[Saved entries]
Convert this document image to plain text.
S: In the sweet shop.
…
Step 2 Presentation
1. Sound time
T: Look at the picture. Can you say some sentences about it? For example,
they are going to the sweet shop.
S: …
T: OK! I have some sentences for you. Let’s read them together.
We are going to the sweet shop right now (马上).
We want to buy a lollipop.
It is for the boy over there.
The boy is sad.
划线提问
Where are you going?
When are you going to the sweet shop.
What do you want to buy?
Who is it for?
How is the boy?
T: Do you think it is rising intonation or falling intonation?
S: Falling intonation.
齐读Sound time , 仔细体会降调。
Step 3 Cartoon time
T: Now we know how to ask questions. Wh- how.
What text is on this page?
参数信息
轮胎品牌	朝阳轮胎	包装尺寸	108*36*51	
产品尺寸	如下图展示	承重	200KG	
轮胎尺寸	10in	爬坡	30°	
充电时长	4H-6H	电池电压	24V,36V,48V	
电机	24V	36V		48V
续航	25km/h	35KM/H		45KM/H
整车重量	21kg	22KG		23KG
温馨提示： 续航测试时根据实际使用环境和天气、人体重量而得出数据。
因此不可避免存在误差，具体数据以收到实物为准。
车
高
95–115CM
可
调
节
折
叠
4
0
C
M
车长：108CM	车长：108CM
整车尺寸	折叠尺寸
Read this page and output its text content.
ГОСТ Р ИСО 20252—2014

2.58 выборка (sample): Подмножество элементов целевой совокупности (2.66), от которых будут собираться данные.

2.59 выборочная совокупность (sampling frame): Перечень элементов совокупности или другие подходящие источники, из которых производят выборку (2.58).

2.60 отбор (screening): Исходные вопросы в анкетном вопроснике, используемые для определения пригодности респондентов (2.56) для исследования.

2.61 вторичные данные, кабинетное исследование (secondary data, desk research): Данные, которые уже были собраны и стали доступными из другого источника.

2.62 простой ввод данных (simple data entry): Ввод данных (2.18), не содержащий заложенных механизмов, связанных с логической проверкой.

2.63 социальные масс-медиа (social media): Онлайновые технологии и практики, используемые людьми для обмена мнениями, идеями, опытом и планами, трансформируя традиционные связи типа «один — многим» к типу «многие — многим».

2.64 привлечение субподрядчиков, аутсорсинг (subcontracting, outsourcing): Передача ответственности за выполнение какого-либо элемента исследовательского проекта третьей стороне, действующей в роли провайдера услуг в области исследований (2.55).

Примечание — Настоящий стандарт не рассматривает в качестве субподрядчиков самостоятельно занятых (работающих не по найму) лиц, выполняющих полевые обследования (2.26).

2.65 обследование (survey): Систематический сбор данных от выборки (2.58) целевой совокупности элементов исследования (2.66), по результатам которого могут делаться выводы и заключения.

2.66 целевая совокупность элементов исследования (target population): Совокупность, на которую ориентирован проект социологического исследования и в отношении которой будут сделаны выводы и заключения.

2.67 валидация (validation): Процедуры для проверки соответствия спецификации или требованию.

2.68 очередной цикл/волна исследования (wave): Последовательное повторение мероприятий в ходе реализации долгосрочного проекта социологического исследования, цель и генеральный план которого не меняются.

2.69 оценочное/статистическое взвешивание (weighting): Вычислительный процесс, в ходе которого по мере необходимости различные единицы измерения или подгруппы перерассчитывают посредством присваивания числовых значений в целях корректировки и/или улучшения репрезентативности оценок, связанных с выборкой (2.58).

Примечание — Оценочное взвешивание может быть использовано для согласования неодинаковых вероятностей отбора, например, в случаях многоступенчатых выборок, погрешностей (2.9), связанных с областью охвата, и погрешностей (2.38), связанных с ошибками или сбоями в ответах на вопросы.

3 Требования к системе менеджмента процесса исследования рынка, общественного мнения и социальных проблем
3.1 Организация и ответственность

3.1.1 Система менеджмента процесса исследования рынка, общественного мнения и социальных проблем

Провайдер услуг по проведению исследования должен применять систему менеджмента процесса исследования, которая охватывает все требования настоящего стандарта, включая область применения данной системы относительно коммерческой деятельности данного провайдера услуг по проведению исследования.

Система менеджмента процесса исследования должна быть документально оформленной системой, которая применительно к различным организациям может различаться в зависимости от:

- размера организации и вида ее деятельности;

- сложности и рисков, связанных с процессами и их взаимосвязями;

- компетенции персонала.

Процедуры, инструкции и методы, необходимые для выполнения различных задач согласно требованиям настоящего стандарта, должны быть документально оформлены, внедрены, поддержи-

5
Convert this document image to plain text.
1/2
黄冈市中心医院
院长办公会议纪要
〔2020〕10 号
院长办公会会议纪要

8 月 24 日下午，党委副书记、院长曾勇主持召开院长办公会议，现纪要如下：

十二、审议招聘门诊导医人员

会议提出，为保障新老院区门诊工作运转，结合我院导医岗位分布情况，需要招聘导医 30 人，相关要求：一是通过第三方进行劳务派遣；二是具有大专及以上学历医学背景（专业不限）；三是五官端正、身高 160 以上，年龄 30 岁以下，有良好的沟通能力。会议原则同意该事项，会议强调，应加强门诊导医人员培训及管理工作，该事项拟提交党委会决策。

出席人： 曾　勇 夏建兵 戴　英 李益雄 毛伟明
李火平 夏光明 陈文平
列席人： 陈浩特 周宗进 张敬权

• PROBLEM TO SOLVE:
From the records above, pick out and copy each line holding the word "выводы".

• THE OUTPUT:
2.65 обследование (survey): Систематический сбор данных от выборки (2.58) целевой совокупности элементов исследования (2.66), по результатам которого могут делаться выводы и заключения.
2.66 целевая совокупность элементов исследования (target population): Совокупность, на которую ориентирован проект социологического исследования и в отношении которой будут сделаны выводы и заключения.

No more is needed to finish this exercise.